[DATA TO USE]:
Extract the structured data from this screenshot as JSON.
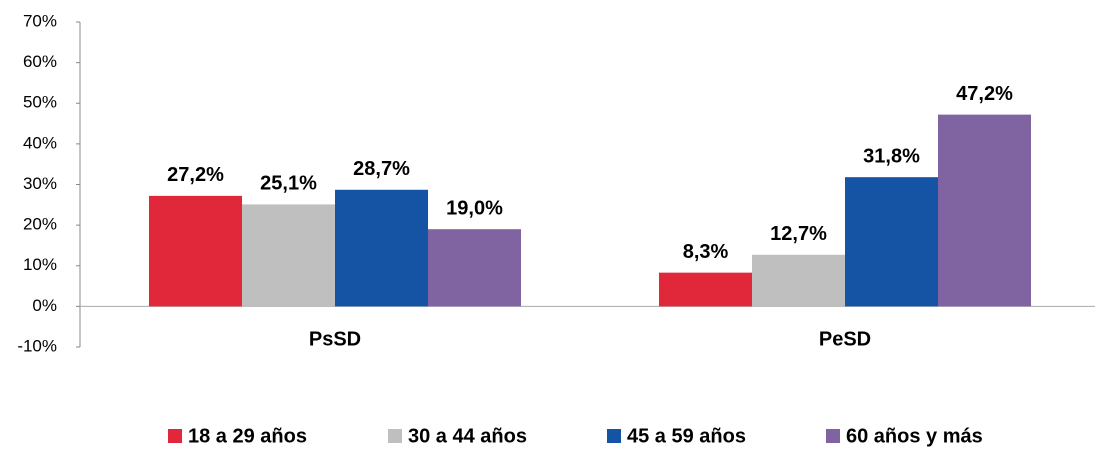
{
  "chart_data": {
    "type": "bar",
    "categories": [
      "PsSD",
      "PeSD"
    ],
    "series": [
      {
        "name": "18 a 29 años",
        "color": "#e0283a",
        "values": [
          27.2,
          8.3
        ],
        "value_labels": [
          "27,2%",
          "8,3%"
        ]
      },
      {
        "name": "30 a 44 años",
        "color": "#bfbfbf",
        "values": [
          25.1,
          12.7
        ],
        "value_labels": [
          "25,1%",
          "12,7%"
        ]
      },
      {
        "name": "45 a 59 años",
        "color": "#1553a5",
        "values": [
          28.7,
          31.8
        ],
        "value_labels": [
          "28,7%",
          "31,8%"
        ]
      },
      {
        "name": "60 años y más",
        "color": "#8064a2",
        "values": [
          19.0,
          47.2
        ],
        "value_labels": [
          "19,0%",
          "47,2%"
        ]
      }
    ],
    "ylim": [
      -10,
      70
    ],
    "yticks": [
      {
        "value": -10,
        "label": "-10%"
      },
      {
        "value": 0,
        "label": "0%"
      },
      {
        "value": 10,
        "label": "10%"
      },
      {
        "value": 20,
        "label": "20%"
      },
      {
        "value": 30,
        "label": "30%"
      },
      {
        "value": 40,
        "label": "40%"
      },
      {
        "value": 50,
        "label": "50%"
      },
      {
        "value": 60,
        "label": "60%"
      },
      {
        "value": 70,
        "label": "70%"
      }
    ],
    "grid": false,
    "legend": "bottom"
  }
}
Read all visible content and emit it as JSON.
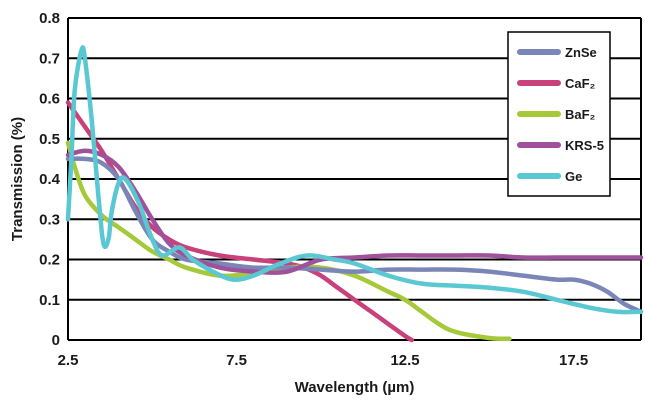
{
  "chart_data": {
    "type": "line",
    "title": "",
    "xlabel": "Wavelength (µm)",
    "ylabel": "Transmission (%)",
    "xlim": [
      2.5,
      19.5
    ],
    "ylim": [
      0,
      0.8
    ],
    "x_ticks": [
      2.5,
      7.5,
      12.5,
      17.5
    ],
    "x_tick_labels": [
      "2.5",
      "7.5",
      "12.5",
      "17.5"
    ],
    "y_ticks": [
      0,
      0.1,
      0.2,
      0.3,
      0.4,
      0.5,
      0.6,
      0.7,
      0.8
    ],
    "y_tick_labels": [
      "0",
      "0.1",
      "0.2",
      "0.3",
      "0.4",
      "0.5",
      "0.6",
      "0.7",
      "0.8"
    ],
    "grid": "horizontal",
    "legend_position": "top-right",
    "series": [
      {
        "name": "ZnSe",
        "color": "#7b86b8",
        "points": [
          [
            2.5,
            0.45
          ],
          [
            3.0,
            0.45
          ],
          [
            3.5,
            0.44
          ],
          [
            4.0,
            0.4
          ],
          [
            4.5,
            0.32
          ],
          [
            5.0,
            0.25
          ],
          [
            5.5,
            0.22
          ],
          [
            6.0,
            0.2
          ],
          [
            7.0,
            0.19
          ],
          [
            8.0,
            0.18
          ],
          [
            9.0,
            0.18
          ],
          [
            10.0,
            0.175
          ],
          [
            11.0,
            0.17
          ],
          [
            12.0,
            0.175
          ],
          [
            13.0,
            0.175
          ],
          [
            14.0,
            0.175
          ],
          [
            15.0,
            0.17
          ],
          [
            16.0,
            0.16
          ],
          [
            17.0,
            0.15
          ],
          [
            17.5,
            0.15
          ],
          [
            18.0,
            0.14
          ],
          [
            18.5,
            0.12
          ],
          [
            19.0,
            0.09
          ],
          [
            19.5,
            0.07
          ]
        ]
      },
      {
        "name": "CaF₂",
        "color": "#c8417a",
        "points": [
          [
            2.5,
            0.59
          ],
          [
            3.0,
            0.53
          ],
          [
            3.5,
            0.47
          ],
          [
            4.0,
            0.4
          ],
          [
            4.5,
            0.33
          ],
          [
            5.0,
            0.28
          ],
          [
            5.5,
            0.25
          ],
          [
            6.0,
            0.23
          ],
          [
            7.0,
            0.21
          ],
          [
            8.0,
            0.2
          ],
          [
            9.0,
            0.19
          ],
          [
            9.5,
            0.18
          ],
          [
            10.0,
            0.16
          ],
          [
            10.5,
            0.13
          ],
          [
            11.0,
            0.1
          ],
          [
            11.5,
            0.07
          ],
          [
            12.0,
            0.04
          ],
          [
            12.5,
            0.01
          ],
          [
            12.7,
            0.0
          ]
        ]
      },
      {
        "name": "BaF₂",
        "color": "#a6c93a",
        "points": [
          [
            2.5,
            0.49
          ],
          [
            2.7,
            0.43
          ],
          [
            3.0,
            0.36
          ],
          [
            3.5,
            0.31
          ],
          [
            4.0,
            0.28
          ],
          [
            4.5,
            0.25
          ],
          [
            5.0,
            0.22
          ],
          [
            5.5,
            0.2
          ],
          [
            6.0,
            0.18
          ],
          [
            7.0,
            0.16
          ],
          [
            8.0,
            0.165
          ],
          [
            9.0,
            0.18
          ],
          [
            10.0,
            0.18
          ],
          [
            11.0,
            0.16
          ],
          [
            12.0,
            0.12
          ],
          [
            12.5,
            0.1
          ],
          [
            13.0,
            0.07
          ],
          [
            13.5,
            0.04
          ],
          [
            14.0,
            0.02
          ],
          [
            15.0,
            0.005
          ],
          [
            15.6,
            0.003
          ]
        ]
      },
      {
        "name": "KRS-5",
        "color": "#9f519b",
        "points": [
          [
            2.5,
            0.46
          ],
          [
            3.0,
            0.47
          ],
          [
            3.5,
            0.46
          ],
          [
            4.0,
            0.43
          ],
          [
            4.5,
            0.37
          ],
          [
            5.0,
            0.3
          ],
          [
            5.5,
            0.24
          ],
          [
            6.0,
            0.21
          ],
          [
            7.0,
            0.18
          ],
          [
            8.0,
            0.17
          ],
          [
            9.0,
            0.17
          ],
          [
            10.0,
            0.2
          ],
          [
            11.0,
            0.205
          ],
          [
            12.0,
            0.21
          ],
          [
            13.0,
            0.21
          ],
          [
            14.0,
            0.21
          ],
          [
            15.0,
            0.21
          ],
          [
            16.0,
            0.205
          ],
          [
            17.0,
            0.205
          ],
          [
            18.0,
            0.205
          ],
          [
            19.0,
            0.205
          ],
          [
            19.5,
            0.205
          ]
        ]
      },
      {
        "name": "Ge",
        "color": "#5ac8d3",
        "points": [
          [
            2.5,
            0.3
          ],
          [
            2.6,
            0.45
          ],
          [
            2.7,
            0.62
          ],
          [
            2.9,
            0.72
          ],
          [
            3.0,
            0.7
          ],
          [
            3.2,
            0.55
          ],
          [
            3.4,
            0.36
          ],
          [
            3.55,
            0.24
          ],
          [
            3.7,
            0.25
          ],
          [
            3.8,
            0.32
          ],
          [
            4.0,
            0.39
          ],
          [
            4.2,
            0.4
          ],
          [
            4.6,
            0.34
          ],
          [
            5.0,
            0.25
          ],
          [
            5.3,
            0.21
          ],
          [
            5.8,
            0.23
          ],
          [
            6.2,
            0.2
          ],
          [
            6.8,
            0.17
          ],
          [
            7.4,
            0.15
          ],
          [
            8.0,
            0.16
          ],
          [
            8.8,
            0.19
          ],
          [
            9.6,
            0.21
          ],
          [
            10.4,
            0.2
          ],
          [
            11.0,
            0.19
          ],
          [
            12.0,
            0.16
          ],
          [
            13.0,
            0.14
          ],
          [
            14.0,
            0.135
          ],
          [
            15.0,
            0.13
          ],
          [
            16.0,
            0.12
          ],
          [
            17.0,
            0.1
          ],
          [
            18.0,
            0.08
          ],
          [
            18.8,
            0.07
          ],
          [
            19.5,
            0.07
          ]
        ]
      }
    ]
  }
}
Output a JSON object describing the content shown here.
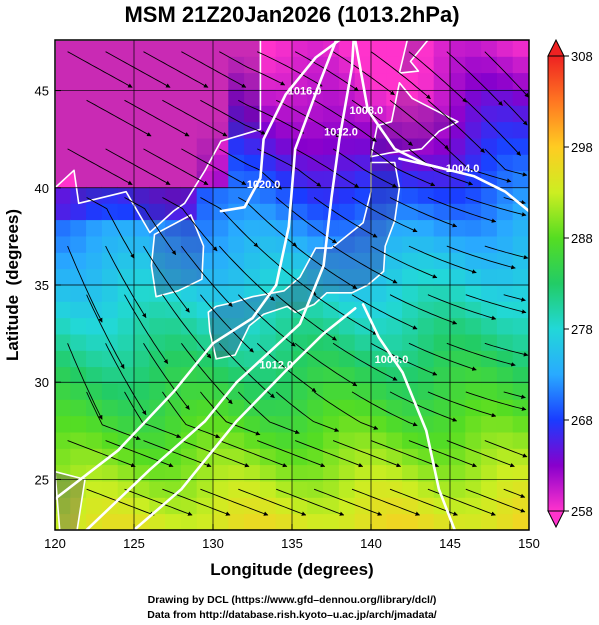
{
  "chart_data": {
    "type": "heatmap",
    "title": "MSM 21Z20Jan2026 (1013.2hPa)",
    "xlabel": "Longitude (degrees)",
    "ylabel": "Latitude  (degrees)",
    "xlim": [
      120,
      150
    ],
    "ylim": [
      22.4,
      47.6
    ],
    "x_ticks": [
      "120",
      "125",
      "130",
      "135",
      "140",
      "145",
      "150"
    ],
    "y_ticks": [
      "25",
      "30",
      "35",
      "40",
      "45"
    ],
    "grid": true,
    "colorbar": {
      "min": 258,
      "max": 308,
      "ticks": [
        "258",
        "268",
        "278",
        "288",
        "298",
        "308"
      ],
      "colors": [
        "#ff33cc",
        "#8800cc",
        "#1a3cff",
        "#29aaff",
        "#22d8d8",
        "#22cc66",
        "#55dd22",
        "#ccee22",
        "#ffcc22",
        "#ff7722",
        "#ee2222"
      ]
    },
    "contours": [
      {
        "label": "1020.0",
        "label_at": [
          133.2,
          40.0
        ],
        "points": [
          [
            130.5,
            38.8
          ],
          [
            132.0,
            39.0
          ],
          [
            133.0,
            40.5
          ],
          [
            133.2,
            42.5
          ],
          [
            134.6,
            44.8
          ],
          [
            136.5,
            46.7
          ],
          [
            138.0,
            47.6
          ]
        ]
      },
      {
        "label": "1016.0",
        "label_at": [
          135.8,
          44.8
        ],
        "points": [
          [
            120.0,
            24.0
          ],
          [
            124.0,
            26.5
          ],
          [
            127.5,
            29.5
          ],
          [
            130.0,
            32.0
          ],
          [
            132.5,
            33.3
          ],
          [
            134.0,
            35.0
          ],
          [
            134.8,
            38.0
          ],
          [
            135.2,
            42.0
          ],
          [
            136.8,
            45.5
          ],
          [
            137.8,
            47.6
          ]
        ]
      },
      {
        "label": "1012.0",
        "label_at": [
          138.1,
          42.7
        ],
        "points": [
          [
            122.0,
            22.4
          ],
          [
            126.0,
            25.5
          ],
          [
            129.5,
            28.0
          ],
          [
            131.5,
            30.0
          ],
          [
            133.5,
            31.5
          ],
          [
            135.5,
            33.0
          ],
          [
            137.0,
            36.0
          ],
          [
            137.5,
            39.5
          ],
          [
            138.0,
            42.5
          ],
          [
            138.8,
            46.2
          ],
          [
            138.9,
            47.6
          ]
        ]
      },
      {
        "label": "1008.0",
        "label_at": [
          139.7,
          43.8
        ],
        "points": [
          [
            139.0,
            47.6
          ],
          [
            139.8,
            44.0
          ],
          [
            141.5,
            42.0
          ],
          [
            143.5,
            41.2
          ],
          [
            144.5,
            41.0
          ]
        ]
      },
      {
        "label": "1004.0",
        "label_at": [
          145.8,
          40.8
        ],
        "points": [
          [
            141.8,
            41.5
          ],
          [
            144.0,
            41.1
          ],
          [
            146.5,
            40.6
          ],
          [
            148.5,
            39.8
          ],
          [
            150.0,
            38.8
          ]
        ]
      },
      {
        "label": "1008.0",
        "label_at": [
          141.3,
          31.0
        ],
        "points": [
          [
            139.5,
            34.0
          ],
          [
            140.5,
            32.3
          ],
          [
            142.0,
            30.5
          ],
          [
            143.5,
            27.5
          ],
          [
            144.3,
            24.5
          ],
          [
            145.3,
            22.4
          ]
        ]
      },
      {
        "label": "1012.0",
        "label_at": [
          134.0,
          30.7
        ],
        "points": [
          [
            125.0,
            22.4
          ],
          [
            128.0,
            24.5
          ],
          [
            131.5,
            28.0
          ],
          [
            134.5,
            30.5
          ],
          [
            137.0,
            32.5
          ],
          [
            139.0,
            33.8
          ]
        ]
      }
    ]
  }
}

[EXERCISE DIRECTIONS]: Say how many lines of the data include the word "name". Respond with the number alone.

[RESULT OF THE TASK]: 9